▶ **Exercise prompt**: Pick out all lines in the listing holding the string "ylabel" and copy them.

▶ **Entries shown**:
------------------------

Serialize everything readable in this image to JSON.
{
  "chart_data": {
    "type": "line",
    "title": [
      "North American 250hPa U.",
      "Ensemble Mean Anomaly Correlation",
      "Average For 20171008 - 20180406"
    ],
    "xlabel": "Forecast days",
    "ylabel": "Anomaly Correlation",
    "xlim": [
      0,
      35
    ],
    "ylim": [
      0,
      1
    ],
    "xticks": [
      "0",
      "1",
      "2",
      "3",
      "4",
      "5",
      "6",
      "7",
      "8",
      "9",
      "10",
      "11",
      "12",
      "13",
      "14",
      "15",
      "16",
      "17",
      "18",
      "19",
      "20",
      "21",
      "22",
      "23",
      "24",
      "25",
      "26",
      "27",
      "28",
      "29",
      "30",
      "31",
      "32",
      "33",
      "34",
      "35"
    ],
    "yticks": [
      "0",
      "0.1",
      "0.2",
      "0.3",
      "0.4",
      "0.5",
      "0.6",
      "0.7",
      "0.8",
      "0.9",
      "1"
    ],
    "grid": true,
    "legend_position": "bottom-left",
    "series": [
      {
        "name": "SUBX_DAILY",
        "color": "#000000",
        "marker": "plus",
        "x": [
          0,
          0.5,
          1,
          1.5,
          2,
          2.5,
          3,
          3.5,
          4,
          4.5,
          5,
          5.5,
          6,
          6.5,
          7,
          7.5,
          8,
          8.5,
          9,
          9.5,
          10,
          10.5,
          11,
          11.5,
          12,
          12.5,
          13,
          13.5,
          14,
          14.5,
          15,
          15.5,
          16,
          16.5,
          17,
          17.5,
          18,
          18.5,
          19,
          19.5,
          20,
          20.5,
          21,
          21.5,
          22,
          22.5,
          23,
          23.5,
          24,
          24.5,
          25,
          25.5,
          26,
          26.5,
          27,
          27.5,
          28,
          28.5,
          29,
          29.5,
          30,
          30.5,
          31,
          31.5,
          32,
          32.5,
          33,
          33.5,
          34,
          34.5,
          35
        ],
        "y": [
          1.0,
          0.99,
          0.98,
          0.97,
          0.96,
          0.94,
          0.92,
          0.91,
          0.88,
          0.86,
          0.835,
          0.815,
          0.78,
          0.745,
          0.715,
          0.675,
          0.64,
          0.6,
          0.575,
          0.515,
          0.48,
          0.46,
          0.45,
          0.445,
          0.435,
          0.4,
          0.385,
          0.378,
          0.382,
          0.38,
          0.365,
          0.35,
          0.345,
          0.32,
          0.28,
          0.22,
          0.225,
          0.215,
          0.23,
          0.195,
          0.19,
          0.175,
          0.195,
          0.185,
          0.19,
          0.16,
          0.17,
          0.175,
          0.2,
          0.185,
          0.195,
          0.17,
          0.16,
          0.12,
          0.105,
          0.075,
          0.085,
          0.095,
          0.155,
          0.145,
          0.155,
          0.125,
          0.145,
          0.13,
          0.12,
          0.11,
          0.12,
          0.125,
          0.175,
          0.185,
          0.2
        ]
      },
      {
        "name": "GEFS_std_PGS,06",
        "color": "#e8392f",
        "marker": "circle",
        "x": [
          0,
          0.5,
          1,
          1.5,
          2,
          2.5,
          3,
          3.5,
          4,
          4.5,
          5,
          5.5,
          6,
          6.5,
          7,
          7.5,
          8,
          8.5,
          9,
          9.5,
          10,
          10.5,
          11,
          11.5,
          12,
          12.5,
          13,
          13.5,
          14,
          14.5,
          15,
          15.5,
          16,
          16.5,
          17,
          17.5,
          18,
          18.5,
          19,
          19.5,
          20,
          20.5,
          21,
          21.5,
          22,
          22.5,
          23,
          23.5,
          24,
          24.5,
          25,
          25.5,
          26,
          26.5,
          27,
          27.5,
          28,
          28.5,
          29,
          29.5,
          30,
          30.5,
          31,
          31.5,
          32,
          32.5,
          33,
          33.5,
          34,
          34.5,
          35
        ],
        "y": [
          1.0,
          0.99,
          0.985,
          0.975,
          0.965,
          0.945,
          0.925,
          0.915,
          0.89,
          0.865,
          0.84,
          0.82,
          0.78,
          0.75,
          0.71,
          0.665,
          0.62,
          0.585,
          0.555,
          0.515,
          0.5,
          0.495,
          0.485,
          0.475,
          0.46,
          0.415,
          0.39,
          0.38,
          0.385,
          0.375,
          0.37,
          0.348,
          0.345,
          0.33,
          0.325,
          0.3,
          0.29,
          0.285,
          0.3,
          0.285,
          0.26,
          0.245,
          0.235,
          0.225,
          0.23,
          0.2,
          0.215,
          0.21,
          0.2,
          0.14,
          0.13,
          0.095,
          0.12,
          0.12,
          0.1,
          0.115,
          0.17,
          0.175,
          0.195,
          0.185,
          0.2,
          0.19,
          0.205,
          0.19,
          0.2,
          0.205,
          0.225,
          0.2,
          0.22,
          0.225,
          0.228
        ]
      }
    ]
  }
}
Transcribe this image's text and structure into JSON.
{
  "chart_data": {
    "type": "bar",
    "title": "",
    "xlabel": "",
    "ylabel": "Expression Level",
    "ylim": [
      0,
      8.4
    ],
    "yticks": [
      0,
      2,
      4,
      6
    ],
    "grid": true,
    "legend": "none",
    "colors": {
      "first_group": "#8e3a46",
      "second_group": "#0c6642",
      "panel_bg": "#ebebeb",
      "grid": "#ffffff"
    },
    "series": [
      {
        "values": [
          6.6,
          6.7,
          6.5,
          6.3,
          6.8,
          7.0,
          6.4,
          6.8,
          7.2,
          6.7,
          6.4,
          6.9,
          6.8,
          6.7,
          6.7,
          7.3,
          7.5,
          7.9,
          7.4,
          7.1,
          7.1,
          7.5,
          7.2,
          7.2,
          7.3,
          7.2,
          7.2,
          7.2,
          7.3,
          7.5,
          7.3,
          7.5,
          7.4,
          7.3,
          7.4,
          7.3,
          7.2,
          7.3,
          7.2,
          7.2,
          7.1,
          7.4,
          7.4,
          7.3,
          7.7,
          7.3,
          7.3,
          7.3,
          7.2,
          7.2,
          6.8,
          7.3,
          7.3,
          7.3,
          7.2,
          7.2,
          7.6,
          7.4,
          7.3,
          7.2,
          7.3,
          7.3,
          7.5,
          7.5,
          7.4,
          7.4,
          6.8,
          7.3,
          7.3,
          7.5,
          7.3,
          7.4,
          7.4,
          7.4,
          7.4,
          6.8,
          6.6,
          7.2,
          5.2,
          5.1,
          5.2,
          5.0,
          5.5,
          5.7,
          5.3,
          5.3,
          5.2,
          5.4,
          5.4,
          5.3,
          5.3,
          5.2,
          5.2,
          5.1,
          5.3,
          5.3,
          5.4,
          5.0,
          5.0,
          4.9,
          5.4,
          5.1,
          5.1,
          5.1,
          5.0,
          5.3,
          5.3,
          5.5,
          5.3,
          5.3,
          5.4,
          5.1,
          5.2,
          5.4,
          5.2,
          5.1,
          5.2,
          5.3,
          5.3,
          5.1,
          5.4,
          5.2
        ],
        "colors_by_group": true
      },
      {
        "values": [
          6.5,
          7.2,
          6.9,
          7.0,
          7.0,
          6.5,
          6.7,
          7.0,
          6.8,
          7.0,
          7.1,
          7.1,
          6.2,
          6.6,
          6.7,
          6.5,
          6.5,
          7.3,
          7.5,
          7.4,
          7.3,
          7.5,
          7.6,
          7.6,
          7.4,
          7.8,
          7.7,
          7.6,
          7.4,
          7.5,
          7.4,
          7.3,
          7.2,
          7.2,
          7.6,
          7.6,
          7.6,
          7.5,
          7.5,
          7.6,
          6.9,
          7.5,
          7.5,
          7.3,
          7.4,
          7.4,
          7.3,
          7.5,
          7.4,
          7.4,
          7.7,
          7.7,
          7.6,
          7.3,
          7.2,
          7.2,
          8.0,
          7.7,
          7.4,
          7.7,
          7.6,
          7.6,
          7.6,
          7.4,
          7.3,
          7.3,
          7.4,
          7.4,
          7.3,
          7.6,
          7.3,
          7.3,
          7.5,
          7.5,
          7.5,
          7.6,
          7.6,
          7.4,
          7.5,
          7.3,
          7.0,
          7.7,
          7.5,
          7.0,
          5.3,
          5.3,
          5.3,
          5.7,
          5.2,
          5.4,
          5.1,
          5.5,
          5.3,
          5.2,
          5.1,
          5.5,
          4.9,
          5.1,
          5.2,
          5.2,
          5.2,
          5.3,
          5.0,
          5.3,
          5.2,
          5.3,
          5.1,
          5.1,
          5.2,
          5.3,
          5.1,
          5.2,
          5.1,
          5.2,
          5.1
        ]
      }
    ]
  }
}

------------------------

▶ **Written solution**:
    "ylabel": "Anomaly Correlation",
    "ylabel": "Expression Level",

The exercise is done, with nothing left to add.